::: DATASET ROWS

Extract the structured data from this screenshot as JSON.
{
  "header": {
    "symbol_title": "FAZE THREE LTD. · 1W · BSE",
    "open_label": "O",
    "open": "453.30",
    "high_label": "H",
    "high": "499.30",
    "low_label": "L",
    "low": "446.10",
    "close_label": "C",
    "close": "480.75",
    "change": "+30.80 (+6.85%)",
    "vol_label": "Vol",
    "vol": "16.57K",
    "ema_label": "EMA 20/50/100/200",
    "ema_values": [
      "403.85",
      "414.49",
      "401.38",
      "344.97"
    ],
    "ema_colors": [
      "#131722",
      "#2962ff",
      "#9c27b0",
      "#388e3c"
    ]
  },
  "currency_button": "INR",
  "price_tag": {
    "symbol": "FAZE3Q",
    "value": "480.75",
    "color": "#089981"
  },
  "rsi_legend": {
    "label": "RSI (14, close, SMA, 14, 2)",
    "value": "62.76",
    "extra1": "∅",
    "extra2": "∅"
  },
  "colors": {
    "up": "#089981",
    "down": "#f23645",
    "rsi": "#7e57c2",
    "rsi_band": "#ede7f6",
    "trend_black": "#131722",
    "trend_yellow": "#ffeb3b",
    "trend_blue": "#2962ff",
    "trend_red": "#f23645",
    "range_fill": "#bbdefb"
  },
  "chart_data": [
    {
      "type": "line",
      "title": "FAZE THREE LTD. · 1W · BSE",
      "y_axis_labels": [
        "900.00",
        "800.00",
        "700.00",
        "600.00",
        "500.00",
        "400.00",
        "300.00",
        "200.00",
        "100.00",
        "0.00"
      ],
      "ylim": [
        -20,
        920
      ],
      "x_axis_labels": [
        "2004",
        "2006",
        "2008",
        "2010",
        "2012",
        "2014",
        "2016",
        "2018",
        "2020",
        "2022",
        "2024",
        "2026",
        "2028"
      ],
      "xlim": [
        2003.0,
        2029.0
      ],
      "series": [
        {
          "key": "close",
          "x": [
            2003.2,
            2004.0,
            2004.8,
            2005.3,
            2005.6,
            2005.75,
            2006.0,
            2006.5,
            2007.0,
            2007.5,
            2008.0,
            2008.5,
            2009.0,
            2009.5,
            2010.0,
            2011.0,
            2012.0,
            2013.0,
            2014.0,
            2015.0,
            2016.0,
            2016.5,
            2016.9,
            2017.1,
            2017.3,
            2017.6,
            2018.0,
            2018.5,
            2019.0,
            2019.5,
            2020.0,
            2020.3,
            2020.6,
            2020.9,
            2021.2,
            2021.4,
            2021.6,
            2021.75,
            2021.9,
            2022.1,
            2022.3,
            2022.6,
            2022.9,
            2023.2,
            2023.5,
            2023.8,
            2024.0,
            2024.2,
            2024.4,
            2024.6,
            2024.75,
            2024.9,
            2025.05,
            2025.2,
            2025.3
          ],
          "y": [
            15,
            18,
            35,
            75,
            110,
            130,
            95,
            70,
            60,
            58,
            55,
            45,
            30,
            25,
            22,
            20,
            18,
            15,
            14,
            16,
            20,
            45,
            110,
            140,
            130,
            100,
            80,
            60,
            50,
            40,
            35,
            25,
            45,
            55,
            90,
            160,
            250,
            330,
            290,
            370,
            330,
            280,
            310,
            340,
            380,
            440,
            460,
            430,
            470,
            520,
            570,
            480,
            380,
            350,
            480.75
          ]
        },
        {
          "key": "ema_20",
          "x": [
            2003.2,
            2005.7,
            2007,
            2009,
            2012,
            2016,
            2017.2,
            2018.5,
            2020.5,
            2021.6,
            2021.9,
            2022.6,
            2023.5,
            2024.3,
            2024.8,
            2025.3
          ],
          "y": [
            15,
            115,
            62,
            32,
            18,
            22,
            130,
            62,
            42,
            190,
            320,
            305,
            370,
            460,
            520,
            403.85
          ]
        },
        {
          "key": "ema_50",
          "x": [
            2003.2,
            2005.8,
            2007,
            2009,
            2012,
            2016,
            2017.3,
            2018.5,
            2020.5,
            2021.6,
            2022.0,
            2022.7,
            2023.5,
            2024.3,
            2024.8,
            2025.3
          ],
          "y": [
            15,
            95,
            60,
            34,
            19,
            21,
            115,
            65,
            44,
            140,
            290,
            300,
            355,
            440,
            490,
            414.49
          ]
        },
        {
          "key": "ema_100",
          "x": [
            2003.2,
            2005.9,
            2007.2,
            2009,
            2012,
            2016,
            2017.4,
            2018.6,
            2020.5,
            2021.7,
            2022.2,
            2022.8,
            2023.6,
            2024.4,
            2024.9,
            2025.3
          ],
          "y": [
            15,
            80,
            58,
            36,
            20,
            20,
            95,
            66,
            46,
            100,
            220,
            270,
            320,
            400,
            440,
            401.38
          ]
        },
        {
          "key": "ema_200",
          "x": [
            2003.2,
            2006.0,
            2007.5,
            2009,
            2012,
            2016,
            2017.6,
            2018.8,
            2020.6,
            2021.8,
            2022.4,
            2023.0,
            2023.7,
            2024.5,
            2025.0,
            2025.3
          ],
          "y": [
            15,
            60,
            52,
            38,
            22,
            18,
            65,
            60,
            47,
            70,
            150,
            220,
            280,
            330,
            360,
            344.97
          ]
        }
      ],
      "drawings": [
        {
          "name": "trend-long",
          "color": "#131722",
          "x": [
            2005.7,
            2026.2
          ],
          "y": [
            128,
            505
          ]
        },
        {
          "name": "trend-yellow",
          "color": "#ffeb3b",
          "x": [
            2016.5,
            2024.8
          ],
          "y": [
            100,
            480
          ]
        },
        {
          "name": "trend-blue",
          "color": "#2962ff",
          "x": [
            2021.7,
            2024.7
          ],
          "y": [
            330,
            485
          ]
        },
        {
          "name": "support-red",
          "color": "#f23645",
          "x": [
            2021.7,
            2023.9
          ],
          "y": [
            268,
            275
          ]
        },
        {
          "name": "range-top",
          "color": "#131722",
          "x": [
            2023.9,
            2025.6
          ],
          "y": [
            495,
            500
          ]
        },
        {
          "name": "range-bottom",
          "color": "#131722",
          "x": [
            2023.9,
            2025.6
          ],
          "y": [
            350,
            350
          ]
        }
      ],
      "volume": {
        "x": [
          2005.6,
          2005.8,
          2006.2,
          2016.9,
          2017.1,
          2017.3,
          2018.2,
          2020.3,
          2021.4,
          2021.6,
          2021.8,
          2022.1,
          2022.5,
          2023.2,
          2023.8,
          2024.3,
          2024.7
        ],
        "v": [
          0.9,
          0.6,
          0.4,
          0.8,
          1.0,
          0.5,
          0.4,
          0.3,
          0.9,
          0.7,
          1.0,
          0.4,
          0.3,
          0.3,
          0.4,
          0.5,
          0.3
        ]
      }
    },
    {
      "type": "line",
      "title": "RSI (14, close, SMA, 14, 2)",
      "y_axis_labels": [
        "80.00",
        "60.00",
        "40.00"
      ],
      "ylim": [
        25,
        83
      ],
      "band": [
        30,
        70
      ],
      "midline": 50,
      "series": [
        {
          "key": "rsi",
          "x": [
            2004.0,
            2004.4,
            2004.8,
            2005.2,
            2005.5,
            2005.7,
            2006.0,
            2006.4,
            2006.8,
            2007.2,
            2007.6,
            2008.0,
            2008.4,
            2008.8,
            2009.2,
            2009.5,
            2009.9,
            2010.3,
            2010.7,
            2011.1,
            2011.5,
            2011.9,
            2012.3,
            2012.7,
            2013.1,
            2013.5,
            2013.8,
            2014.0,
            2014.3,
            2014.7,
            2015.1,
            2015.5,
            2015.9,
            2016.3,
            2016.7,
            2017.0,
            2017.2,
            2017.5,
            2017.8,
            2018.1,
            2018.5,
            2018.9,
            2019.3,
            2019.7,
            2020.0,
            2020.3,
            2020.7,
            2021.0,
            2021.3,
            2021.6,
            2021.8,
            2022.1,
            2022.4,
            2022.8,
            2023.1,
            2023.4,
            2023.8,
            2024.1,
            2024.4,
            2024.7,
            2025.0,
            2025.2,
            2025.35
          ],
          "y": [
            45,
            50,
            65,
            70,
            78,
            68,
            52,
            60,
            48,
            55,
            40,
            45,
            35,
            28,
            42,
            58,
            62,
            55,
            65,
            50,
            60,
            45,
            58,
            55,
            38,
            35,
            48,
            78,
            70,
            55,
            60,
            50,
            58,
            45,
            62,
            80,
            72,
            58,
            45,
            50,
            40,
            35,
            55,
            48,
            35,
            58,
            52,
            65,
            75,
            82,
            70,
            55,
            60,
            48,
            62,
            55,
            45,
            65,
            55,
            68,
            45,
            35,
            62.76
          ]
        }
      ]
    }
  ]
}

::::::

◆ **SET TASK**:
All lines above containing the string "name" are to be collected.

◆ **OUTPUT**:
          "name": "trend-long",
          "name": "trend-yellow",
          "name": "trend-blue",
          "name": "support-red",
          "name": "range-top",
          "name": "range-bottom",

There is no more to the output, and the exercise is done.